Please find all lines in the data that hold the string "soliciting" and copy them.

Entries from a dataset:
begin

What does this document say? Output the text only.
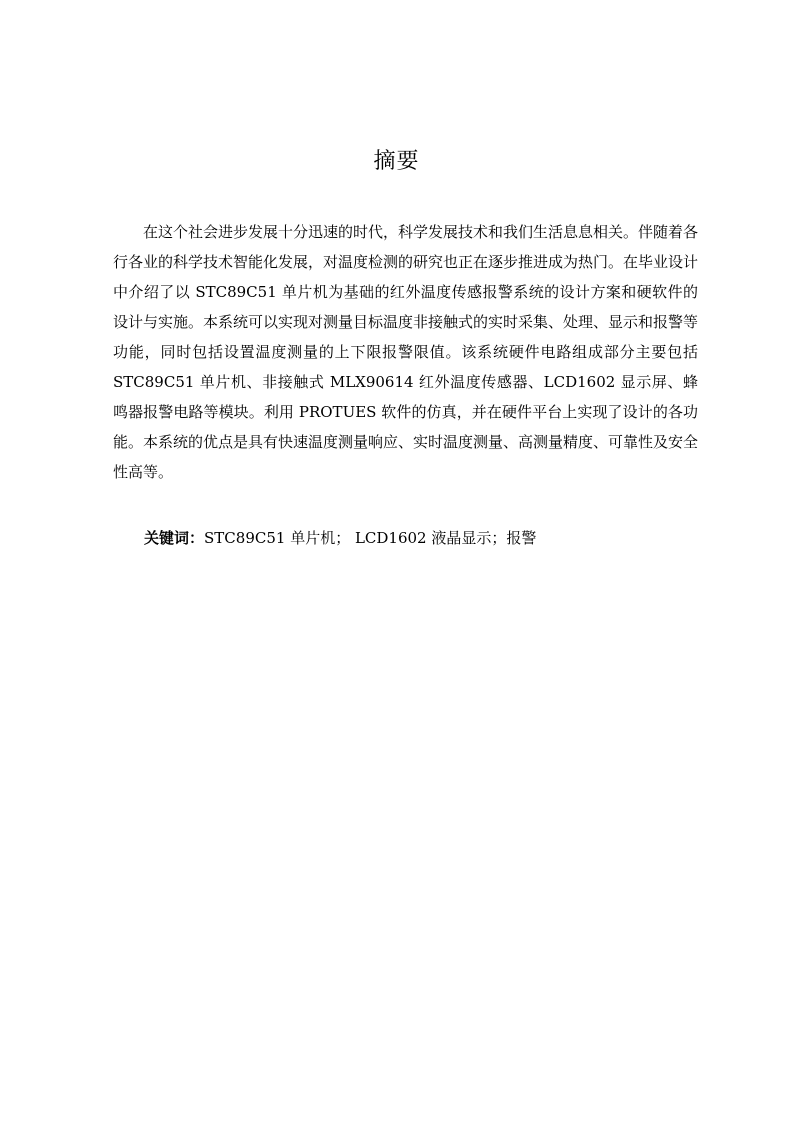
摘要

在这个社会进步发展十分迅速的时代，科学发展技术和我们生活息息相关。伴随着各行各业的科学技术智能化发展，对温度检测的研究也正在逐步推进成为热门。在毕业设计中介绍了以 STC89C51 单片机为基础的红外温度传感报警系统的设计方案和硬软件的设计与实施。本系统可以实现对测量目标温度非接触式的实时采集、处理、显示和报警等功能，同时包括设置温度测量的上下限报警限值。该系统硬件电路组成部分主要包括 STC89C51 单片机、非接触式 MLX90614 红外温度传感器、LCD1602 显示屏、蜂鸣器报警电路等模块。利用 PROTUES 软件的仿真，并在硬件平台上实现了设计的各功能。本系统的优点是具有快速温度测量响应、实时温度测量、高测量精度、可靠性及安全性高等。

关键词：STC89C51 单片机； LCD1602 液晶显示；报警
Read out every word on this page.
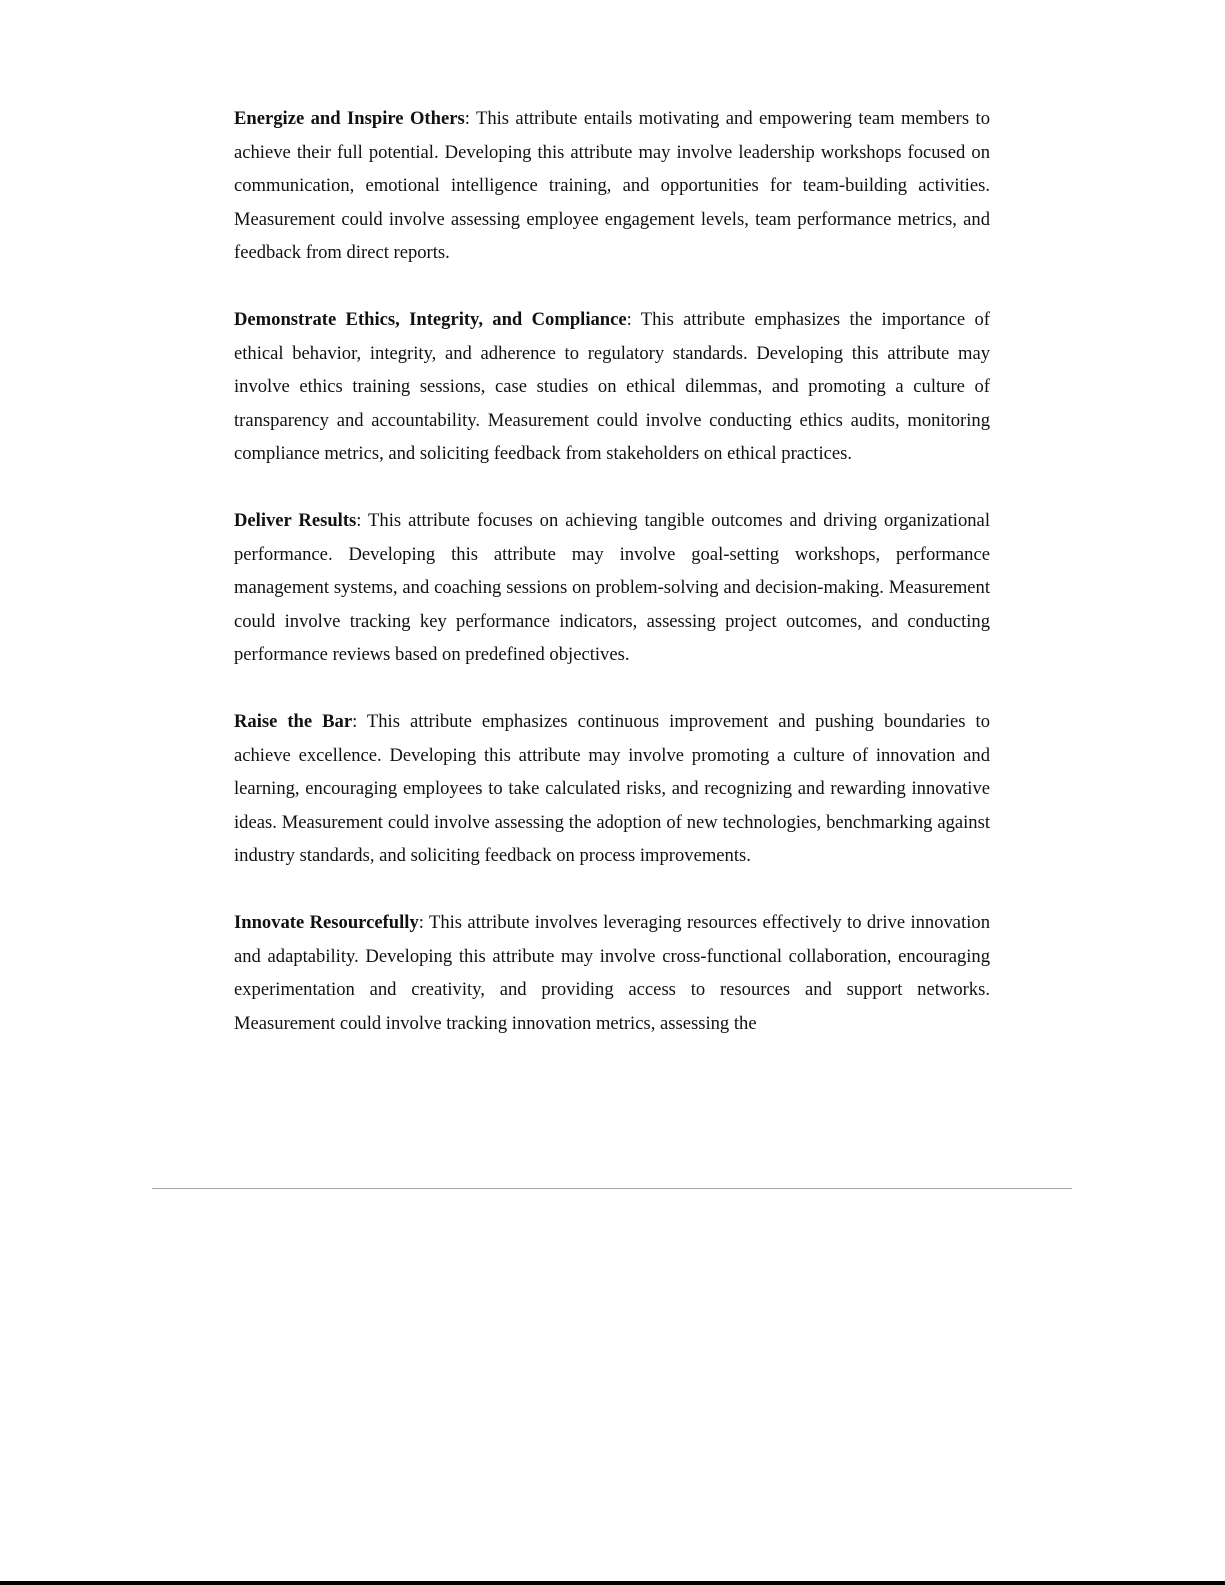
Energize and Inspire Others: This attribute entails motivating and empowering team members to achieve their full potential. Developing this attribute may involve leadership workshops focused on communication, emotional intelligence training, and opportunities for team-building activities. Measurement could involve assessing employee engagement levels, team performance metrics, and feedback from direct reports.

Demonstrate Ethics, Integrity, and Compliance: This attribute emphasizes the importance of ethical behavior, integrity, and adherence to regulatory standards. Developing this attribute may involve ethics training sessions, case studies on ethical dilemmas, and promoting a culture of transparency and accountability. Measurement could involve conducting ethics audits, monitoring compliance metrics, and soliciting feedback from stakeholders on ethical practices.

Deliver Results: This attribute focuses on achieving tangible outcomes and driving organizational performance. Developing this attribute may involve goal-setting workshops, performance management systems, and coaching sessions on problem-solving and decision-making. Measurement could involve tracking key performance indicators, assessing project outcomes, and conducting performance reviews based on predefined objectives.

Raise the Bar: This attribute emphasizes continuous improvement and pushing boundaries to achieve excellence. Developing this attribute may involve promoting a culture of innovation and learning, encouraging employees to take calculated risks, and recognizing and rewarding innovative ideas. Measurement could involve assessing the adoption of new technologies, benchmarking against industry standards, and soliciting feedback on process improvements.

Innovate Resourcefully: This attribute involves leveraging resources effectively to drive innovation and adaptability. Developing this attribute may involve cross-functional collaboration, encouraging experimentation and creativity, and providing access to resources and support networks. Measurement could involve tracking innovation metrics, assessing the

end

**PROBLEM SOLUTION:**
Demonstrate Ethics, Integrity, and Compliance: This attribute emphasizes the importance of ethical behavior, integrity, and adherence to regulatory standards. Developing this attribute may involve ethics training sessions, case studies on ethical dilemmas, and promoting a culture of transparency and accountability. Measurement could involve conducting ethics audits, monitoring compliance metrics, and soliciting feedback from stakeholders on ethical practices.
Raise the Bar: This attribute emphasizes continuous improvement and pushing boundaries to achieve excellence. Developing this attribute may involve promoting a culture of innovation and learning, encouraging employees to take calculated risks, and recognizing and rewarding innovative ideas. Measurement could involve assessing the adoption of new technologies, benchmarking against industry standards, and soliciting feedback on process improvements.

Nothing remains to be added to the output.